**Aim of the exercise**
Without the images, print all the entries below exactly as given.

##### Supplied material #####

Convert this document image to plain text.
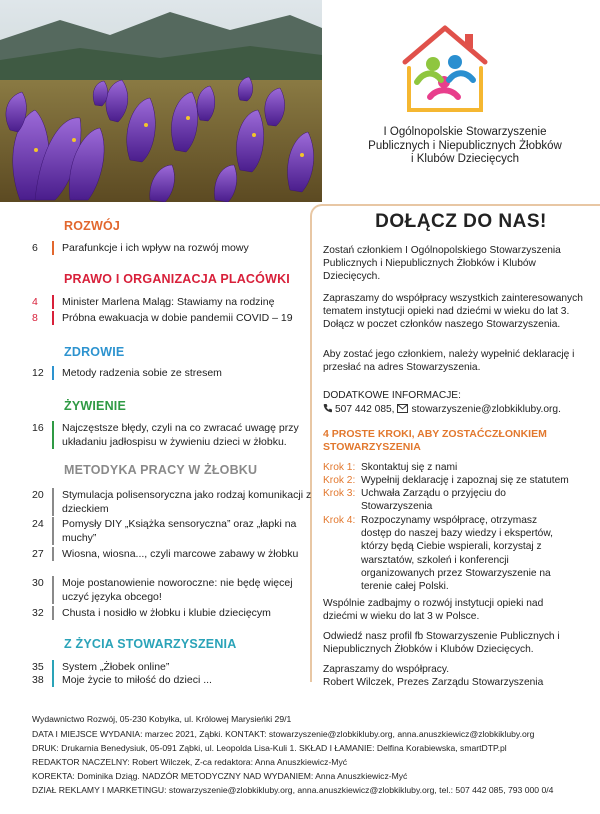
I Ogólnopolskie Stowarzyszenie
Publicznych i Niepublicznych Żłobków
i Klubów Dziecięcych
ROZWÓJ
6	Parafunkcje i ich wpływ na rozwój mowy
PRAWO I ORGANIZACJA PLACÓWKI
4	Minister Marlena Maląg: Stawiamy na rodzinę
8	Próbna ewakuacja w dobie pandemii COVID – 19
ZDROWIE
12	Metody radzenia sobie ze stresem
ŻYWIENIE
16	Najczęstsze błędy, czyli na co zwracać uwagę przy układaniu jadłospisu w żywieniu dzieci w żłobku.
METODYKA PRACY W ŻŁOBKU
20	Stymulacja polisensoryczna jako rodzaj komunikacji z dzieckiem
24	Pomysły DIY „Książka sensoryczna” oraz „łapki na muchy”
27	Wiosna, wiosna..., czyli marcowe zabawy w żłobku
30	Moje postanowienie noworoczne: nie będę więcej uczyć języka obcego!
32	Chusta i nosidło w żłobku i klubie dziecięcym
Z ŻYCIA STOWARZYSZENIA
35	System „Żłobek online”
38	Moje życie to miłość do dzieci ...
DOŁĄCZ DO NAS!
Zostań członkiem I Ogólnopolskiego Stowarzyszenia Publicznych i Niepublicznych Żłobków i Klubów Dziecięcych.
Zapraszamy do współpracy wszystkich zainteresowanych tematem instytucji opieki nad dziećmi w wieku do lat 3. Dołącz w poczet członków naszego Stowarzyszenia.
Aby zostać jego członkiem, należy wypełnić deklarację i przesłać na adres Stowarzyszenia.
DODATKOWE INFORMACJE:
507 442 085, stowarzyszenie@zlobkikluby.org.
4 PROSTE KROKI, ABY ZOSTAĆCZŁONKIEM
STOWARZYSZENIA
Krok 1: Skontaktuj się z nami
Krok 2: Wypełnij deklarację i zapoznaj się ze statutem
Krok 3: Uchwała Zarządu o przyjęciu do Stowarzyszenia
Krok 4: Rozpoczynamy współpracę, otrzymasz dostęp do naszej bazy wiedzy i ekspertów, którzy będą Ciebie wspierali, korzystaj z warsztatów, szkoleń i konferencji organizowanych przez Stowarzyszenie na terenie całej Polski.
Wspólnie zadbajmy o rozwój instytucji opieki nad dziećmi w wieku do lat 3 w Polsce.
Odwiedź nasz profil fb Stowarzyszenie Publicznych i Niepublicznych Żłobków i Klubów Dziecięcych.
Zapraszamy do współpracy.
Robert Wilczek, Prezes Zarządu Stowarzyszenia
Wydawnictwo Rozwój, 05-230 Kobyłka, ul. Królowej Marysieńki 29/1
DATA I MIEJSCE WYDANIA: marzec 2021, Ząbki. KONTAKT: stowarzyszenie@zlobkikluby.org, anna.anuszkiewicz@zlobkikluby.org
DRUK: Drukarnia Benedysiuk, 05-091 Ząbki, ul. Leopolda Lisa-Kuli 1. SKŁAD I ŁAMANIE: Delfina Korabiewska, smartDTP.pl
REDAKTOR NACZELNY: Robert Wilczek, Z-ca redaktora: Anna Anuszkiewicz-Myć
KOREKTA: Dominika Dziąg. NADZÓR METODYCZNY NAD WYDANIEM: Anna Anuszkiewicz-Myć
DZIAŁ REKLAMY I MARKETINGU: stowarzyszenie@zlobkikluby.org, anna.anuszkiewicz@zlobkikluby.org, tel.: 507 442 085, 793 000 0/4
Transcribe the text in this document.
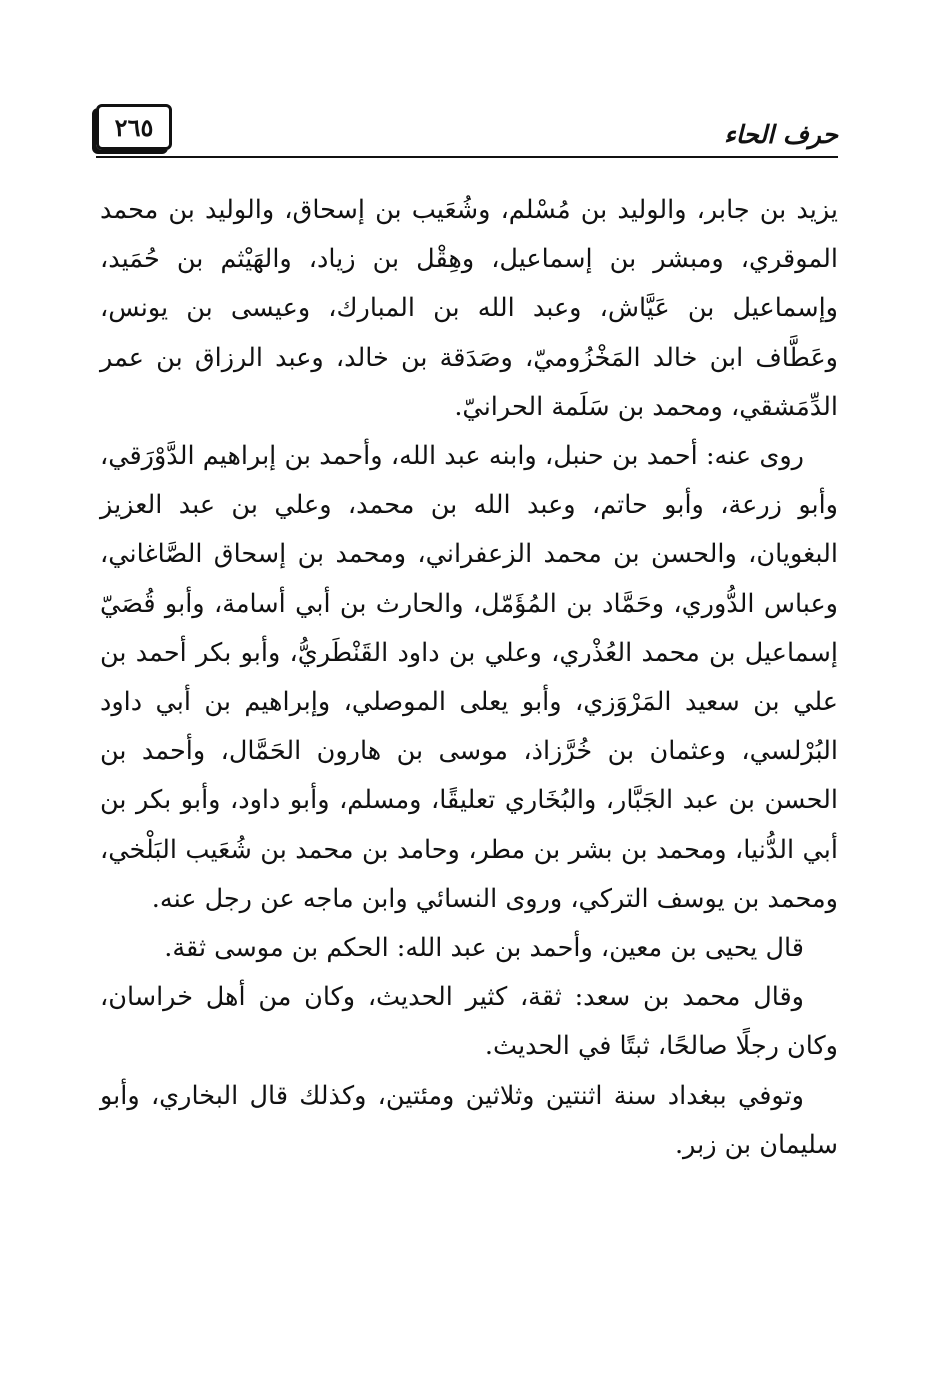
حرف الحاء
٢٦٥

يزيد بن جابر، والوليد بن مُسْلم، وشُعَيب بن إسحاق، والوليد بن محمد الموقري، ومبشر بن إسماعيل، وهِقْل بن زياد، والهَيْثم بن حُمَيد، وإسماعيل بن عَيَّاش، وعبد الله بن المبارك، وعيسى بن يونس، وعَطَّاف ابن خالد المَخْزُوميّ، وصَدَقة بن خالد، وعبد الرزاق بن عمر الدِّمَشقي، ومحمد بن سَلَمة الحرانيّ.

روى عنه: أحمد بن حنبل، وابنه عبد الله، وأحمد بن إبراهيم الدَّوْرَقي، وأبو زرعة، وأبو حاتم، وعبد الله بن محمد، وعلي بن عبد العزيز البغويان، والحسن بن محمد الزعفراني، ومحمد بن إسحاق الصَّاغاني، وعباس الدُّوري، وحَمَّاد بن المُؤَمّل، والحارث بن أبي أسامة، وأبو قُصَيّ إسماعيل بن محمد العُذْري، وعلي بن داود القَنْطَريُّ، وأبو بكر أحمد بن علي بن سعيد المَرْوَزي، وأبو يعلى الموصلي، وإبراهيم بن أبي داود البُرْلسي، وعثمان بن خُرَّزاذ، موسى بن هارون الحَمَّال، وأحمد بن الحسن بن عبد الجَبَّار، والبُخَاري تعليقًا، ومسلم، وأبو داود، وأبو بكر بن أبي الدُّنيا، ومحمد بن بشر بن مطر، وحامد بن محمد بن شُعَيب البَلْخي، ومحمد بن يوسف التركي، وروى النسائي وابن ماجه عن رجل عنه.

قال يحيى بن معين، وأحمد بن عبد الله: الحكم بن موسى ثقة.

وقال محمد بن سعد: ثقة، كثير الحديث، وكان من أهل خراسان، وكان رجلًا صالحًا، ثبتًا في الحديث.

وتوفي ببغداد سنة اثنتين وثلاثين ومئتين، وكذلك قال البخاري، وأبو سليمان بن زبر.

#####

**Exercise response**
Convert this document image to plain text.
I Ogólnopolskie Stowarzyszenie
Publicznych i Niepublicznych Żłobków
i Klubów Dziecięcych
ROZWÓJ
6	Parafunkcje i ich wpływ na rozwój mowy
PRAWO I ORGANIZACJA PLACÓWKI
4	Minister Marlena Maląg: Stawiamy na rodzinę
8	Próbna ewakuacja w dobie pandemii COVID – 19
ZDROWIE
12	Metody radzenia sobie ze stresem
ŻYWIENIE
16	Najczęstsze błędy, czyli na co zwracać uwagę przy układaniu jadłospisu w żywieniu dzieci w żłobku.
METODYKA PRACY W ŻŁOBKU
20	Stymulacja polisensoryczna jako rodzaj komunikacji z dzieckiem
24	Pomysły DIY „Książka sensoryczna” oraz „łapki na muchy”
27	Wiosna, wiosna..., czyli marcowe zabawy w żłobku
30	Moje postanowienie noworoczne: nie będę więcej uczyć języka obcego!
32	Chusta i nosidło w żłobku i klubie dziecięcym
Z ŻYCIA STOWARZYSZENIA
35	System „Żłobek online”
38	Moje życie to miłość do dzieci ...
DOŁĄCZ DO NAS!
Zostań członkiem I Ogólnopolskiego Stowarzyszenia Publicznych i Niepublicznych Żłobków i Klubów Dziecięcych.
Zapraszamy do współpracy wszystkich zainteresowanych tematem instytucji opieki nad dziećmi w wieku do lat 3. Dołącz w poczet członków naszego Stowarzyszenia.
Aby zostać jego członkiem, należy wypełnić deklarację i przesłać na adres Stowarzyszenia.
DODATKOWE INFORMACJE:
507 442 085, stowarzyszenie@zlobkikluby.org.
4 PROSTE KROKI, ABY ZOSTAĆCZŁONKIEM
STOWARZYSZENIA
Krok 1: Skontaktuj się z nami
Krok 2: Wypełnij deklarację i zapoznaj się ze statutem
Krok 3: Uchwała Zarządu o przyjęciu do Stowarzyszenia
Krok 4: Rozpoczynamy współpracę, otrzymasz dostęp do naszej bazy wiedzy i ekspertów, którzy będą Ciebie wspierali, korzystaj z warsztatów, szkoleń i konferencji organizowanych przez Stowarzyszenie na terenie całej Polski.
Wspólnie zadbajmy o rozwój instytucji opieki nad dziećmi w wieku do lat 3 w Polsce.
Odwiedź nasz profil fb Stowarzyszenie Publicznych i Niepublicznych Żłobków i Klubów Dziecięcych.
Zapraszamy do współpracy.
Robert Wilczek, Prezes Zarządu Stowarzyszenia
Wydawnictwo Rozwój, 05-230 Kobyłka, ul. Królowej Marysieńki 29/1
DATA I MIEJSCE WYDANIA: marzec 2021, Ząbki. KONTAKT: stowarzyszenie@zlobkikluby.org, anna.anuszkiewicz@zlobkikluby.org
DRUK: Drukarnia Benedysiuk, 05-091 Ząbki, ul. Leopolda Lisa-Kuli 1. SKŁAD I ŁAMANIE: Delfina Korabiewska, smartDTP.pl
REDAKTOR NACZELNY: Robert Wilczek, Z-ca redaktora: Anna Anuszkiewicz-Myć
KOREKTA: Dominika Dziąg. NADZÓR METODYCZNY NAD WYDANIEM: Anna Anuszkiewicz-Myć
DZIAŁ REKLAMY I MARKETINGU: stowarzyszenie@zlobkikluby.org, anna.anuszkiewicz@zlobkikluby.org, tel.: 507 442 085, 793 000 0/4
Transcribe the text in this document.
حرف الحاء
٢٦٥

يزيد بن جابر، والوليد بن مُسْلم، وشُعَيب بن إسحاق، والوليد بن محمد الموقري، ومبشر بن إسماعيل، وهِقْل بن زياد، والهَيْثم بن حُمَيد، وإسماعيل بن عَيَّاش، وعبد الله بن المبارك، وعيسى بن يونس، وعَطَّاف ابن خالد المَخْزُوميّ، وصَدَقة بن خالد، وعبد الرزاق بن عمر الدِّمَشقي، ومحمد بن سَلَمة الحرانيّ.

روى عنه: أحمد بن حنبل، وابنه عبد الله، وأحمد بن إبراهيم الدَّوْرَقي، وأبو زرعة، وأبو حاتم، وعبد الله بن محمد، وعلي بن عبد العزيز البغويان، والحسن بن محمد الزعفراني، ومحمد بن إسحاق الصَّاغاني، وعباس الدُّوري، وحَمَّاد بن المُؤَمّل، والحارث بن أبي أسامة، وأبو قُصَيّ إسماعيل بن محمد العُذْري، وعلي بن داود القَنْطَريُّ، وأبو بكر أحمد بن علي بن سعيد المَرْوَزي، وأبو يعلى الموصلي، وإبراهيم بن أبي داود البُرْلسي، وعثمان بن خُرَّزاذ، موسى بن هارون الحَمَّال، وأحمد بن الحسن بن عبد الجَبَّار، والبُخَاري تعليقًا، ومسلم، وأبو داود، وأبو بكر بن أبي الدُّنيا، ومحمد بن بشر بن مطر، وحامد بن محمد بن شُعَيب البَلْخي، ومحمد بن يوسف التركي، وروى النسائي وابن ماجه عن رجل عنه.

قال يحيى بن معين، وأحمد بن عبد الله: الحكم بن موسى ثقة.

وقال محمد بن سعد: ثقة، كثير الحديث، وكان من أهل خراسان، وكان رجلًا صالحًا، ثبتًا في الحديث.

وتوفي ببغداد سنة اثنتين وثلاثين ومئتين، وكذلك قال البخاري، وأبو سليمان بن زبر.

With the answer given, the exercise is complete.